__Direction__
Copy out every line containing the word "WITH".

__Available records__
--------------------------------
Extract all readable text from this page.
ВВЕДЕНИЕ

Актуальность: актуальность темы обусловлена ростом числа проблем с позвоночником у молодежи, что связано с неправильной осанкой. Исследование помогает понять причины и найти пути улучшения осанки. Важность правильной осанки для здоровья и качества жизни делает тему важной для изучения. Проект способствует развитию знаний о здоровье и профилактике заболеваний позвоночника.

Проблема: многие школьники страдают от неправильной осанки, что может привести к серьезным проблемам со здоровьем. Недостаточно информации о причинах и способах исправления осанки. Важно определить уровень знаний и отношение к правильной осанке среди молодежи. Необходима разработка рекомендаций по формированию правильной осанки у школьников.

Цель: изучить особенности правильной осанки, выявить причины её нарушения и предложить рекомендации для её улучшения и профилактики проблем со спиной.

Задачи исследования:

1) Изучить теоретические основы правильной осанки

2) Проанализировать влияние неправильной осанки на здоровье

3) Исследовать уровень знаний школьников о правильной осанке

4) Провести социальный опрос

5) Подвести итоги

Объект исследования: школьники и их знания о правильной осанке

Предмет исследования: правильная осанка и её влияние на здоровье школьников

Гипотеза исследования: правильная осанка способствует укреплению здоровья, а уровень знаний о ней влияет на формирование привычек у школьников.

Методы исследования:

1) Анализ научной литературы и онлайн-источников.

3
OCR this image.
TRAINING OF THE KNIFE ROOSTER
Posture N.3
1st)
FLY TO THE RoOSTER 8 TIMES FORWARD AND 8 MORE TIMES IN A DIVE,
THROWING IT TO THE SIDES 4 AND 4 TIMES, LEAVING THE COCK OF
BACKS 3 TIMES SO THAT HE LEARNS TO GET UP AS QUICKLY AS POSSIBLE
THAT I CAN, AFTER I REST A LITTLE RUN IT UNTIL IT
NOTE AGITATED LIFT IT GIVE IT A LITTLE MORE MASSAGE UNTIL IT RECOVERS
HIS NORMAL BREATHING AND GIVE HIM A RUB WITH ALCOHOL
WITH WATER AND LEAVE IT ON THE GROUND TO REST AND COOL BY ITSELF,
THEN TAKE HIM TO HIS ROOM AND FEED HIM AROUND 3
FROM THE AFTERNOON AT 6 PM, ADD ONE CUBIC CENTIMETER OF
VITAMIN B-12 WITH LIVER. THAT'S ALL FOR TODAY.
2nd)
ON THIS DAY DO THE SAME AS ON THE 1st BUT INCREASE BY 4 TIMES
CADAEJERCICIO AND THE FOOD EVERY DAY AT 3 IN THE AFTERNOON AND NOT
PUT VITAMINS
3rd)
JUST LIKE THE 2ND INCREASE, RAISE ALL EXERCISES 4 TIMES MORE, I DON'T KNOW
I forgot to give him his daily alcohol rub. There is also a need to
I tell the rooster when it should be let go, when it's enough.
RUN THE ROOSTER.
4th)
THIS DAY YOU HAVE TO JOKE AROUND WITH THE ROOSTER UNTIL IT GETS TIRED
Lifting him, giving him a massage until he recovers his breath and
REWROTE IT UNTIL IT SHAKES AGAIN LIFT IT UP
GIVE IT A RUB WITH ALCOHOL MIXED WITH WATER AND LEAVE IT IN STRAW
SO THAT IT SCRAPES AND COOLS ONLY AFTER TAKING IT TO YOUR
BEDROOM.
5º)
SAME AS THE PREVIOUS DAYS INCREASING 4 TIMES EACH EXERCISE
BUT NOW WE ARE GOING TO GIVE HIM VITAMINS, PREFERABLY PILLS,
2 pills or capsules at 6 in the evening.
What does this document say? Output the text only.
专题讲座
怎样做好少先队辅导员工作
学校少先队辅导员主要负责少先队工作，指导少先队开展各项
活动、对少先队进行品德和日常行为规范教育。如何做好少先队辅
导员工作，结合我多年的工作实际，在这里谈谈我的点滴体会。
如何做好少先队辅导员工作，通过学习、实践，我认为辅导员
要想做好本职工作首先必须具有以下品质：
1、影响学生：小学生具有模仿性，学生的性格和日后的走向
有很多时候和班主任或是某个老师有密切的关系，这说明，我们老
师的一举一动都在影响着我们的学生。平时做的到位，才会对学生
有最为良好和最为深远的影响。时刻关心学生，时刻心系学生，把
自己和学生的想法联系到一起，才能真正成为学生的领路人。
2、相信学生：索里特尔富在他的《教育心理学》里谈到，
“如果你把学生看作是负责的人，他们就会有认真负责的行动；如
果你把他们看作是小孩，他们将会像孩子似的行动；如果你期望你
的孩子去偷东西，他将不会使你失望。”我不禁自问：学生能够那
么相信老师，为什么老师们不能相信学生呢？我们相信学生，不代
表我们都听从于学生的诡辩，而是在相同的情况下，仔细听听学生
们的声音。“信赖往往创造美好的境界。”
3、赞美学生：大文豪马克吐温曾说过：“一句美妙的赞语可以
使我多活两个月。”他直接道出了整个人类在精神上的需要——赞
--------------------------------
__Solution for this task__
HIS NORMAL BREATHING AND GIVE HIM A RUB WITH ALCOHOL
WITH WATER AND LEAVE IT ON THE GROUND TO REST AND COOL BY ITSELF,
VITAMIN B-12 WITH LIVER. THAT'S ALL FOR TODAY.
THIS DAY YOU HAVE TO JOKE AROUND WITH THE ROOSTER UNTIL IT GETS TIRED
GIVE IT A RUB WITH ALCOHOL MIXED WITH WATER AND LEAVE IT IN STRAW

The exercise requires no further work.